Saved data entries:
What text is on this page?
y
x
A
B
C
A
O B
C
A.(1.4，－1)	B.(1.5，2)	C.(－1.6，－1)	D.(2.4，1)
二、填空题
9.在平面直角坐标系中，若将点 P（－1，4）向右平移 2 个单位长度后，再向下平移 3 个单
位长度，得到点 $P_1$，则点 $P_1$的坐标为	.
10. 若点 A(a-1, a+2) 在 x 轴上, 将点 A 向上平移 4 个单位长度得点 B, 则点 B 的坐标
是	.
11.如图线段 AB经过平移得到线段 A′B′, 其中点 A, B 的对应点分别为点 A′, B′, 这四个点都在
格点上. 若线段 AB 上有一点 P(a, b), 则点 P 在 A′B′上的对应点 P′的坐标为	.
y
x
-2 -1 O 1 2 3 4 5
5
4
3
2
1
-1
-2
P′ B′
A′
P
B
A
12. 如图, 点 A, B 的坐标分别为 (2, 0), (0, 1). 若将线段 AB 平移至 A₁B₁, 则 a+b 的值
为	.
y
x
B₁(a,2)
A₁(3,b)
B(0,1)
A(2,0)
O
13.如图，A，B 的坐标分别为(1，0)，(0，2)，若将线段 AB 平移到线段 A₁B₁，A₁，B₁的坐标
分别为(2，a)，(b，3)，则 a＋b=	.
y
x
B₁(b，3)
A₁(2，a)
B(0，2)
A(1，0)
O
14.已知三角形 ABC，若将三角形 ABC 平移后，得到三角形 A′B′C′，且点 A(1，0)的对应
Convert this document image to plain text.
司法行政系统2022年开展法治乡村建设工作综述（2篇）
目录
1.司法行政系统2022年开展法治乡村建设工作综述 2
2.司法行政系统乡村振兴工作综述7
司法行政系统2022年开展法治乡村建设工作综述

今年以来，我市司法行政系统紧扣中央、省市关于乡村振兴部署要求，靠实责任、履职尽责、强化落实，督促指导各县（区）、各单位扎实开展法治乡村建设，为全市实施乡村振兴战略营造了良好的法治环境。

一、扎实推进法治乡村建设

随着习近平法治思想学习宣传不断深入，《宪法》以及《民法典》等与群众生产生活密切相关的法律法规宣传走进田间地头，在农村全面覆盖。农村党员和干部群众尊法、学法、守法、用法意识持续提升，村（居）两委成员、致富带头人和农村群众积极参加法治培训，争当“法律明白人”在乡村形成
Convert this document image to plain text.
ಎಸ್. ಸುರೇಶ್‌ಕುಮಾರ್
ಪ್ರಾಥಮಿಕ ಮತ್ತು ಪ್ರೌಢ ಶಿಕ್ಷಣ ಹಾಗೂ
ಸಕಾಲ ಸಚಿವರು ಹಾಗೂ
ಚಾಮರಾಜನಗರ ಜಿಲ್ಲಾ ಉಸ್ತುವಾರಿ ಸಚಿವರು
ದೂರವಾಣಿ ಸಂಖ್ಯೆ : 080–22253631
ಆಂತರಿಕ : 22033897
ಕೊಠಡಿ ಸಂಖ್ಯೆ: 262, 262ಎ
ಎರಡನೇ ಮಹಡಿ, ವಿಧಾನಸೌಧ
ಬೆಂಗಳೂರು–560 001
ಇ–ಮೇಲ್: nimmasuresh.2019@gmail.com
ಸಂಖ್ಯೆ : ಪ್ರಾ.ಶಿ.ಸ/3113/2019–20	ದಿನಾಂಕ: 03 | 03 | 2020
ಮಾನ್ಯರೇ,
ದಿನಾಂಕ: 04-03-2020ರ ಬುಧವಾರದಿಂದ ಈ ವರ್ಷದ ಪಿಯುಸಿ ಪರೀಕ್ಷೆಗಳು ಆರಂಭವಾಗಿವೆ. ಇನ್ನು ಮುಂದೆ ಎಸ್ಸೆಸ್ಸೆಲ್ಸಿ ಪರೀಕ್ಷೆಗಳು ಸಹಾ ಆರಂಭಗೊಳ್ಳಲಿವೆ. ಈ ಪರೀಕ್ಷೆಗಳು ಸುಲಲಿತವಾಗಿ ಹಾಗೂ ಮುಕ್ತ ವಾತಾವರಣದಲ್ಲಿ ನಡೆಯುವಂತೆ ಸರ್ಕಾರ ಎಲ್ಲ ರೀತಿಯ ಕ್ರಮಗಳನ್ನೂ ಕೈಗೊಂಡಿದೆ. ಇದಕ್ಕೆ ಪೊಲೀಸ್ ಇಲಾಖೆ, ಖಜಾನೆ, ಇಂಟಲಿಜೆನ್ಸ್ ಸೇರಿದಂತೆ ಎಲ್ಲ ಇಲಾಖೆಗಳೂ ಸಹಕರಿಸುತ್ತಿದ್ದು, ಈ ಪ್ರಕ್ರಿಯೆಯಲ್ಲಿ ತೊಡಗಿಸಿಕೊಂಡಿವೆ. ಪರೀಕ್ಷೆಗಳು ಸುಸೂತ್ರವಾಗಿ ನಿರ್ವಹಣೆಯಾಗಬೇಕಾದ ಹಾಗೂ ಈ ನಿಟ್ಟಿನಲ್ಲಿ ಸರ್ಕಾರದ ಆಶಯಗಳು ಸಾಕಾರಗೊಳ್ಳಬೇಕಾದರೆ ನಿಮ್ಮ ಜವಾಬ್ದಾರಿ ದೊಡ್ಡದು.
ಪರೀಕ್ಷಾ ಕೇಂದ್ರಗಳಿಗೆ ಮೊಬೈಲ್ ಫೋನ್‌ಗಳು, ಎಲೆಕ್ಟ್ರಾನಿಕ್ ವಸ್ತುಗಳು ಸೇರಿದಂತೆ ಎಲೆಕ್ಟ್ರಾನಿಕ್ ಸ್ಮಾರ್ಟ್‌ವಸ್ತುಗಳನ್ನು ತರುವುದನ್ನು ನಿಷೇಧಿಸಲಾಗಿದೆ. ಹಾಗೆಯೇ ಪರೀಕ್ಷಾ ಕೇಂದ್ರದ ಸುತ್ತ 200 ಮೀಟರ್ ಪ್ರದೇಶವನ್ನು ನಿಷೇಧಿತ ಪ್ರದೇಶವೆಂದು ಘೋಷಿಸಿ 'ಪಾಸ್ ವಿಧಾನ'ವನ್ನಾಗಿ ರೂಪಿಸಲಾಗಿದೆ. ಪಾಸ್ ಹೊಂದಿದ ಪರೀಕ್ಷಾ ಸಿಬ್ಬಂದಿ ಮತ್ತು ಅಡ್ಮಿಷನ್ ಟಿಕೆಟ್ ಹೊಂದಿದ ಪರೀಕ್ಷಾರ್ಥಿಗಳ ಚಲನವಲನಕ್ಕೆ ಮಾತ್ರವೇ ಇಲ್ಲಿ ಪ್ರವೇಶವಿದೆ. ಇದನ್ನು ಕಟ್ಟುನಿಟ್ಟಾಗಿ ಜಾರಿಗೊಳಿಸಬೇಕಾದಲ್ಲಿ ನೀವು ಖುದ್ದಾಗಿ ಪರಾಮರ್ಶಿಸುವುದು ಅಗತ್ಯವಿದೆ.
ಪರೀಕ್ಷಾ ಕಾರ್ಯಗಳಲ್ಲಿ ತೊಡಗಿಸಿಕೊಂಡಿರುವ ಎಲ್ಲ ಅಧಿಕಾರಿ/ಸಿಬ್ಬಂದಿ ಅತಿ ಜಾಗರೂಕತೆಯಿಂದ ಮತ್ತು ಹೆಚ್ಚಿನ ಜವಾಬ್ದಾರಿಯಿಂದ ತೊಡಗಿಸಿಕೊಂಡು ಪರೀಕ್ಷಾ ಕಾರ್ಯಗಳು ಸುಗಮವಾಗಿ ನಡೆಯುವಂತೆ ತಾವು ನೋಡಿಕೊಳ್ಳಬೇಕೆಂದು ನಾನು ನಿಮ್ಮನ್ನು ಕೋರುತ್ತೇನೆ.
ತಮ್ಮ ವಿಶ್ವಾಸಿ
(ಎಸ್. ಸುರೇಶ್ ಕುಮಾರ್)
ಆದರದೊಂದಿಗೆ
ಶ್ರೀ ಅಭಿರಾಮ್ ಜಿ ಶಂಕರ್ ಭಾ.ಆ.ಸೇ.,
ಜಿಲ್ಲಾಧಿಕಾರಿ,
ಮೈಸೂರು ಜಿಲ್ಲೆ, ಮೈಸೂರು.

• Objective: Search the records above for the string "A₁B₁". Copy every line that contains it.

• Solution below:
12. 如图, 点 A, B 的坐标分别为 (2, 0), (0, 1). 若将线段 AB 平移至 A₁B₁, 则 a+b 的值
13.如图，A，B 的坐标分别为(1，0)，(0，2)，若将线段 AB 平移到线段 A₁B₁，A₁，B₁的坐标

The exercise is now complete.